> **DATASET ROWS**

☆ ☆ ☆

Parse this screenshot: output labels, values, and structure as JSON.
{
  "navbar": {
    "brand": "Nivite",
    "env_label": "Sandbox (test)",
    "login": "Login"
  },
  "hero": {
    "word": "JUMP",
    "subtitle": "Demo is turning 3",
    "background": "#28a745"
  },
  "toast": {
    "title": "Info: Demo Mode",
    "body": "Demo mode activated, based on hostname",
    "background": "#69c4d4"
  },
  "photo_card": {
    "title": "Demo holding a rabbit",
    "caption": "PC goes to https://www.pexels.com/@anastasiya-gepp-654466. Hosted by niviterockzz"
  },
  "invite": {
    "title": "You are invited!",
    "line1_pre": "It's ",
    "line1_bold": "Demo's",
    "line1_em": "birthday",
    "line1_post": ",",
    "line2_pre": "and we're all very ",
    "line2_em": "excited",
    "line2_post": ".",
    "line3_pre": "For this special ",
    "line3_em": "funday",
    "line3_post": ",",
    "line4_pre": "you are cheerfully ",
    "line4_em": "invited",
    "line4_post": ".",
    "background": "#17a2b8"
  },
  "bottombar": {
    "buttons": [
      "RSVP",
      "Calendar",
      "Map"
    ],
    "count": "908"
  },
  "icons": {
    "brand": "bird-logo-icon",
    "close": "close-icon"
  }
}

☆ ☆ ☆

> **THE TASK**
Copy out each line of the data containing the string "Demo".

> **IN RESPONSE**
    "subtitle": "Demo is turning 3",
    "title": "Info: Demo Mode",
    "body": "Demo mode activated, based on hostname",
    "title": "Demo holding a rabbit",
    "line1_bold": "Demo's",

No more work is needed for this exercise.